▸ Available records:
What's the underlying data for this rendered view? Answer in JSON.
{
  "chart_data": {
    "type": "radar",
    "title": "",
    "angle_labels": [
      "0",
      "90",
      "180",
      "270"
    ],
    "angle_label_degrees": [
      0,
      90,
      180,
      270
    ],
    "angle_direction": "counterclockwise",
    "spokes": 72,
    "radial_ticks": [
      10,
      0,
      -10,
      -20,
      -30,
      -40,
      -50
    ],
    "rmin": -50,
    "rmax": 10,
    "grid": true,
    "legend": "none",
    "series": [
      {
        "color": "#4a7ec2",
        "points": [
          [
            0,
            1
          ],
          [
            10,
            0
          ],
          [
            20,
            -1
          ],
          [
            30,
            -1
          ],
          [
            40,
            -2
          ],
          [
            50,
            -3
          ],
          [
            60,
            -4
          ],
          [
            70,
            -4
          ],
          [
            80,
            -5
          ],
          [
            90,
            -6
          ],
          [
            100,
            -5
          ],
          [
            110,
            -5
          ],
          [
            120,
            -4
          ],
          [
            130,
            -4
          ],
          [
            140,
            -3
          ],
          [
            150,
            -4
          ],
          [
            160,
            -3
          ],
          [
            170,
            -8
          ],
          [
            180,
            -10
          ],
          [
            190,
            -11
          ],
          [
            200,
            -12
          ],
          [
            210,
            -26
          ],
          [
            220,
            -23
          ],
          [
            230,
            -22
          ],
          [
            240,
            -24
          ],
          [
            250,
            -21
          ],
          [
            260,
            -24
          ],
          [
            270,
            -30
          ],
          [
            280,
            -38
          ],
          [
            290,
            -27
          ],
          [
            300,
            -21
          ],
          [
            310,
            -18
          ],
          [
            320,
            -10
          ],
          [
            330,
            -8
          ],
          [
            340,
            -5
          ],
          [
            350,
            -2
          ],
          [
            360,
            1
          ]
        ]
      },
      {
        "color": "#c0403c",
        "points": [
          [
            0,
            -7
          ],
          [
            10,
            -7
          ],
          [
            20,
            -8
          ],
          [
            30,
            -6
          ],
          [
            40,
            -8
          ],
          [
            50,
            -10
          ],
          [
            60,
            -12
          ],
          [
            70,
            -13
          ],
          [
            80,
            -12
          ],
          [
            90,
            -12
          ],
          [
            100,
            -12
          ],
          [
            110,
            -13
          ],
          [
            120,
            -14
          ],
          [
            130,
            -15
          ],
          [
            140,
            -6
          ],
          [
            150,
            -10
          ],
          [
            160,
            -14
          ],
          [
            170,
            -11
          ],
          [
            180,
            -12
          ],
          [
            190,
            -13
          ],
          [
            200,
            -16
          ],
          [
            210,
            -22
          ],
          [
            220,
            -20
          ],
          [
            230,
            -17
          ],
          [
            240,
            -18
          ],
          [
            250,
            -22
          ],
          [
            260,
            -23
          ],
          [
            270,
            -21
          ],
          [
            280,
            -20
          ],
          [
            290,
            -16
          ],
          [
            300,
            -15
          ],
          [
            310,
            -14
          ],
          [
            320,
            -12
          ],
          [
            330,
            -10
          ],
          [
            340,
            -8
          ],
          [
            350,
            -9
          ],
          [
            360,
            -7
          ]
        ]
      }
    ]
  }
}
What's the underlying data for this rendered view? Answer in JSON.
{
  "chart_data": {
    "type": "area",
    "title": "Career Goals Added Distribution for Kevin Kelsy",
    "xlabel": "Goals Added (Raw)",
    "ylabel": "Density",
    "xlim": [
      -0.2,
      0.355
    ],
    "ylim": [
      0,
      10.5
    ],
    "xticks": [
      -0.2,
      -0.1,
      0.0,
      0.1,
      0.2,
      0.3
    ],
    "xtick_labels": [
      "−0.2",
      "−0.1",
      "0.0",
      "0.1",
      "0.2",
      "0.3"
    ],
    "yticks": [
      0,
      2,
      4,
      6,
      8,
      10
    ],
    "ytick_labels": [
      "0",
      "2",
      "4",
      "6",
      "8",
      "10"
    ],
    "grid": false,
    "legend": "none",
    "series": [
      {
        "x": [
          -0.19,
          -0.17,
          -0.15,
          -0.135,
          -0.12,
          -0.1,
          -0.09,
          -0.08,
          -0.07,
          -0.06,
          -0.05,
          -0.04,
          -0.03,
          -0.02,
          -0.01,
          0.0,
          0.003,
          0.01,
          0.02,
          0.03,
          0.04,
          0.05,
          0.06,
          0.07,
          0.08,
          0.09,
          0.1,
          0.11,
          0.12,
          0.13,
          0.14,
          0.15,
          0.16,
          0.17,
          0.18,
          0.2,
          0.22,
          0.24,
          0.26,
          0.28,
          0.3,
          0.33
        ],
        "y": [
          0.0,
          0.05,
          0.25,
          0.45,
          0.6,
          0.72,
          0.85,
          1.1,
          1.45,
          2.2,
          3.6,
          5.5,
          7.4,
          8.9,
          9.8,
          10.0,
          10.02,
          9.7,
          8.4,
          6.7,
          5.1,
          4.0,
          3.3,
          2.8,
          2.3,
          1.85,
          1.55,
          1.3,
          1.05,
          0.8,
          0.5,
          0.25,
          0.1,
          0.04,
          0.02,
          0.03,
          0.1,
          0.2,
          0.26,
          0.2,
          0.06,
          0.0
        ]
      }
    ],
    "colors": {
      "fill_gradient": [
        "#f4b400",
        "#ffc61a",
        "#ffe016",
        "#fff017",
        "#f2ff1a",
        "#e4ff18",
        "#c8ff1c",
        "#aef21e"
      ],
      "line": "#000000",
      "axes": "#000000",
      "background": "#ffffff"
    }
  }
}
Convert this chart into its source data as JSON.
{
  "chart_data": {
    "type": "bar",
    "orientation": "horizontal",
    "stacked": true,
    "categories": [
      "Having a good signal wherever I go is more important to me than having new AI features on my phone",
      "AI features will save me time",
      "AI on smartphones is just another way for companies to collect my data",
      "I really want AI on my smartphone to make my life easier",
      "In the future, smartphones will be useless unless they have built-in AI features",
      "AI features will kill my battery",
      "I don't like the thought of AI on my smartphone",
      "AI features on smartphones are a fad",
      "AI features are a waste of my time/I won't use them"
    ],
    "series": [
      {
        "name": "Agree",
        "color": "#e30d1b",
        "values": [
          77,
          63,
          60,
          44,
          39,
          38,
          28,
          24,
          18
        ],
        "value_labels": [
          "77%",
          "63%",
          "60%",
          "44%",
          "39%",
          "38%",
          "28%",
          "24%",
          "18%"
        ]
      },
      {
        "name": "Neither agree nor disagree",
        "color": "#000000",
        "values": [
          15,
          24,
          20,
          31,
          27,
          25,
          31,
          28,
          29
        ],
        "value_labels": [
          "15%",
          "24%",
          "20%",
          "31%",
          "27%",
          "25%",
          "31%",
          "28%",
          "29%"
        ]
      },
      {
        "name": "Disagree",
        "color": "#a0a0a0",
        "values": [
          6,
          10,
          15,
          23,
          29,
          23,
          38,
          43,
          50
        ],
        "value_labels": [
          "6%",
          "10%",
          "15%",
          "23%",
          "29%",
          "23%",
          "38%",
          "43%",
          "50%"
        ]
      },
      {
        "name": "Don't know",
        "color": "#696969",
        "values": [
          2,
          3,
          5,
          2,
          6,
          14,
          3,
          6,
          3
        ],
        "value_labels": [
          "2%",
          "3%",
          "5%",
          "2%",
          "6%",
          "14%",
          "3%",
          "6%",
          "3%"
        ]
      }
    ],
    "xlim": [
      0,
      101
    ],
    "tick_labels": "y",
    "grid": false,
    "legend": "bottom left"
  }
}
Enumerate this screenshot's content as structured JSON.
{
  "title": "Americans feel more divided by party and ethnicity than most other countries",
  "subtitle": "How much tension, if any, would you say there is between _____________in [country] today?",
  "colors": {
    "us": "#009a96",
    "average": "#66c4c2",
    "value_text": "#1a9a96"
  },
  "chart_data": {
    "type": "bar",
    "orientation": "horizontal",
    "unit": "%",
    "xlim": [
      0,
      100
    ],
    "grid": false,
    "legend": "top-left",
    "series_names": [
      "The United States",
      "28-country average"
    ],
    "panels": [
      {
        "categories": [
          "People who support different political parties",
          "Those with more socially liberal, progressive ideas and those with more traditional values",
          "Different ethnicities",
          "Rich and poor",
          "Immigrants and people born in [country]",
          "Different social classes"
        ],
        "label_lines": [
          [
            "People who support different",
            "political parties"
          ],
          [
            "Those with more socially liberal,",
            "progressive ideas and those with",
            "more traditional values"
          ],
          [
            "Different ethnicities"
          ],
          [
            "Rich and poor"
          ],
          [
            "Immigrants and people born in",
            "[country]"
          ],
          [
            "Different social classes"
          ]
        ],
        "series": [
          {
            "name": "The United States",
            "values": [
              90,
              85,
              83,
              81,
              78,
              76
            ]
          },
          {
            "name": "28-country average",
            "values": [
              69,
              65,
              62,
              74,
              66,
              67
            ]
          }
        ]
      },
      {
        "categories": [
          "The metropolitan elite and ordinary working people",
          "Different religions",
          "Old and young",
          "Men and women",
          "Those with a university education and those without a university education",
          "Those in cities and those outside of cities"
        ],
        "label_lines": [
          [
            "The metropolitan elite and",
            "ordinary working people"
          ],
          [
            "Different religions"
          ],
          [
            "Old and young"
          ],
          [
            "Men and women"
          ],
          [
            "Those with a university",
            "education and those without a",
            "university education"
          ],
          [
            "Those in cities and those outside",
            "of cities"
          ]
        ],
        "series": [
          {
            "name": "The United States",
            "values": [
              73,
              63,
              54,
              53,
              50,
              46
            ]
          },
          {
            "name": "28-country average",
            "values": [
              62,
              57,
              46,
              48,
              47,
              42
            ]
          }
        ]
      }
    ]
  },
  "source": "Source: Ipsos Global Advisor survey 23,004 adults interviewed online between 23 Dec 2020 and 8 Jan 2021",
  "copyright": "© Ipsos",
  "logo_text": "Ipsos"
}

▸ What to produce: Show every line from the listing above in which the string "progressive" appears.

▸ The response:
          "Those with more socially liberal, progressive ideas and those with more traditional values",
            "progressive ideas and those with",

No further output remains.